=== Testo ===
○ ○ ○ ○ ○
Partii il 3 luglio alle 4:30 di mattina, diretta all’aeroporto di Bologna. Ricordo che quella notte non avevo chiuso occhio nemmeno per un secondo: stavo lasciando la persona che più amo sulla faccia della terra nel momento più sbagliato, proprio quando volevo starci più insieme, e per di più per un mese intero. Salii sul primo aereo – diretto a Vienna – carica di odio per quello stato disperso nel nord del mondo, il countdown nella mia testa segnava meno ventidue giorni al mio ritorno. Presi tre aerei diversi, perché la mia destinazione non era semplicemente Oslo o una qualche altra città del sud: io sarei andata al Polo Nord, dove c’è luce ventiquattro ore al giorno, a fare trekking.

Ma per quanto odio potessi avere dentro, la Norvegia lo abbatté tutto nel giro di qualche ora. 

All’aeroporto di Harstad, prima tappa del mio viaggio, incontrai gli altri ragazzi: eravamo diciannove da dodici paesi diversi, tutti tra i diciotto e i ventun anni. Al contrario degli altri viaggi, non mi era stata assegnata alcuna famiglia, avrei passato il mese in un campo con altri ragazzi e avremmo cambiato quattro città. 

La prima settimana tutto fu strano. In Norvegia, i pasti sono completamente diversi da quelli in Italia: si fa colazione la mattina, poi si mangia il pranzo – preparato al sacco  – quando, come e dove ti pare; alle 15:30 è servita la dinner e poi alle 19:30 la supper. Ero convinta sarei dimagrita facendo trekking, al contrario sono ingrassata mangiando quasi ogni minuto.
○ ○ ○ ○ ○
=== Cosa fare ===
Puoi continuare il racconto del viaggio in Norvegia qui sopra, a partire subito dopo la sua ultima frase?
○ ○ ○ ○ ○
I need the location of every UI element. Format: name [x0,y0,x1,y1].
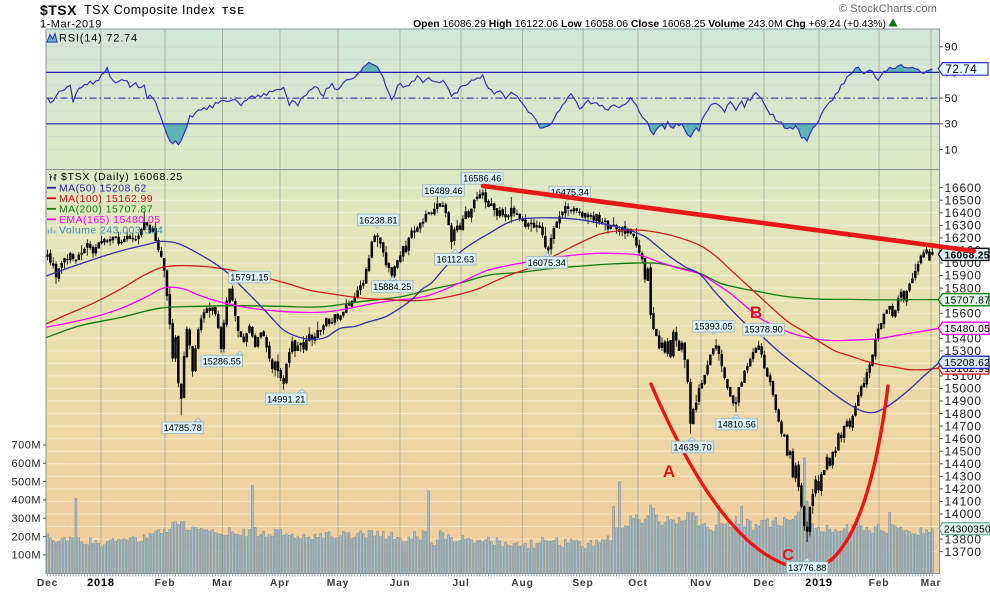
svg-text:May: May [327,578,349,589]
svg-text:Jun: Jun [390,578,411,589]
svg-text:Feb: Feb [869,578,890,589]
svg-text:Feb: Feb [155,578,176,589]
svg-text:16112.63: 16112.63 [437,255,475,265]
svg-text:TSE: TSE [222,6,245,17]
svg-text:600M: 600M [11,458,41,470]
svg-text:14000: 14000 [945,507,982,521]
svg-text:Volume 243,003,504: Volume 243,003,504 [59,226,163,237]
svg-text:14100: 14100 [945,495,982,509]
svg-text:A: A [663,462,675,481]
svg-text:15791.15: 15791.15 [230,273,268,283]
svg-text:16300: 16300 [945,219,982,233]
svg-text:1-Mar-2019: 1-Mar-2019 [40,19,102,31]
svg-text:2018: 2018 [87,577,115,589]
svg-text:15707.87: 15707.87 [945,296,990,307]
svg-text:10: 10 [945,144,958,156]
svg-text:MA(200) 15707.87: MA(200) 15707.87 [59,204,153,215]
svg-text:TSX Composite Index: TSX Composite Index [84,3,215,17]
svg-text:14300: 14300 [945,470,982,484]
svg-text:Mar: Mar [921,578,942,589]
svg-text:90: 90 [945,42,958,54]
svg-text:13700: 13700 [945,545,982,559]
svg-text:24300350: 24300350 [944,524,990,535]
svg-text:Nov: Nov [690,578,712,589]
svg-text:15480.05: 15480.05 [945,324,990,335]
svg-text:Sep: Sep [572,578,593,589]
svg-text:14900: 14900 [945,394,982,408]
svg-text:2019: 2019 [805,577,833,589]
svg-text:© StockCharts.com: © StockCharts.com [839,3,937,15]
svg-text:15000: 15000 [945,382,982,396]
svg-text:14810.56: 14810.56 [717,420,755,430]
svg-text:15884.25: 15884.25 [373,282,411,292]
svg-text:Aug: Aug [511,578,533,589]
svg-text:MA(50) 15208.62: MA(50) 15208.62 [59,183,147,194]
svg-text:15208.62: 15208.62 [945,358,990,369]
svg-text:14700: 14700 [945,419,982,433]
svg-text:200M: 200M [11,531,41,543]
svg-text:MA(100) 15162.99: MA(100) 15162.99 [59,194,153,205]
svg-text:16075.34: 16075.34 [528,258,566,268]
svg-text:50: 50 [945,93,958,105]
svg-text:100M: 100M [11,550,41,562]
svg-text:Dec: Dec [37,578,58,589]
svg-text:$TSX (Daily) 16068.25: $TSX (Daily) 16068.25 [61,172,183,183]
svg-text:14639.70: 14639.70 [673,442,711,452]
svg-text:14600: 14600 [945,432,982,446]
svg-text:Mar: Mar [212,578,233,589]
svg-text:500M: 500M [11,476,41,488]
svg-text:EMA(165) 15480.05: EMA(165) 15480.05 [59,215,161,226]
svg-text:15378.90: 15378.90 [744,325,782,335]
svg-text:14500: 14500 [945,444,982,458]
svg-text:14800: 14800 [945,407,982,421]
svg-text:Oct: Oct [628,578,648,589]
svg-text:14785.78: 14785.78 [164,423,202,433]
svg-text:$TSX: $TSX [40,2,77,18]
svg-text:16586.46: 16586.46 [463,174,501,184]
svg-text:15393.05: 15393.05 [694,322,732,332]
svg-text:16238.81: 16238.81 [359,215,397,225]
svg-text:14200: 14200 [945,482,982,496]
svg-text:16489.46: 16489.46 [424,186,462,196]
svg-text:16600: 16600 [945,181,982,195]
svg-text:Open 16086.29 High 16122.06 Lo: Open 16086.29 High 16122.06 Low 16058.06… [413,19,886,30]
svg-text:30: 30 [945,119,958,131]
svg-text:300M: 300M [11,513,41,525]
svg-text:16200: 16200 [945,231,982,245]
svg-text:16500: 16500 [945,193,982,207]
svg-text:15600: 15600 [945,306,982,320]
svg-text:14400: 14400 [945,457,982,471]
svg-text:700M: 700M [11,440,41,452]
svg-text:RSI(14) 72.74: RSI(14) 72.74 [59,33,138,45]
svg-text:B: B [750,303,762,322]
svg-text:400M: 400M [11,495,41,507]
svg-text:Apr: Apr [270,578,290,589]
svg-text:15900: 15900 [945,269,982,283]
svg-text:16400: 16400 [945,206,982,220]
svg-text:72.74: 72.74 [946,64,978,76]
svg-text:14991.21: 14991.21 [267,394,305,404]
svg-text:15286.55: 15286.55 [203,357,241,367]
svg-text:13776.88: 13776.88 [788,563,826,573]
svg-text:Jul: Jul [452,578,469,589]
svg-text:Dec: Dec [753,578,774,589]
○ ○ ○ ○ ○
=== Risultato ===
Altra nota dolente dei primi giorni fu la luce. In quanto ex amante accanita del buio trovavo assolutamente fastidioso che il sole non scomparisse mai, che la luce fosse sempre lì, presente. Non capivo in che parte del giorno ci trovassimo e la sera io e la mia compagna di stanza – una ragazza tedesca molto simpatica di nome Kim – eravamo costrette a mettere asciugamani e sciarpe davanti alla finestra per evitare che la luce entrasse. Mi sembrava che il sole ci prendesse in giro: calava, calava, e la luce diventa arancione e oro e tu eri sicuro che quella, quella era la volta giusta, la volta in cui il sole sarebbe affogato nel Mar di Norvegia lasciando spazio al buio; invece, quel simpaticone sfiorava l’acqua cristallina e ricominciava a salire. Anche questa volta, ci sarebbe stata luce la notte. Alla fine, me ne sono innamorata. Una cosa che mi ha 

insegnato vivere al Polo Nord è che con la luce puoi fare tutto, è il buio a limitarti. Adesso, ironia del secolo, faccio fatica a dormire con il buio.

La cosa che mi creò meno problemi fu il freddo. Ho sempre amato il freddo e non lo ho mai sofferto, per cui si può dire che quello era il clima per me. Tuttavia, il sole di Norvegia è più caldo di quello in Italia, visto che ti trovi decisamente più vicino ai poli. Sono stata fortuna e la temperatura è stata fra i quattordici e i ventidue gradi per tutta la durata del viaggio.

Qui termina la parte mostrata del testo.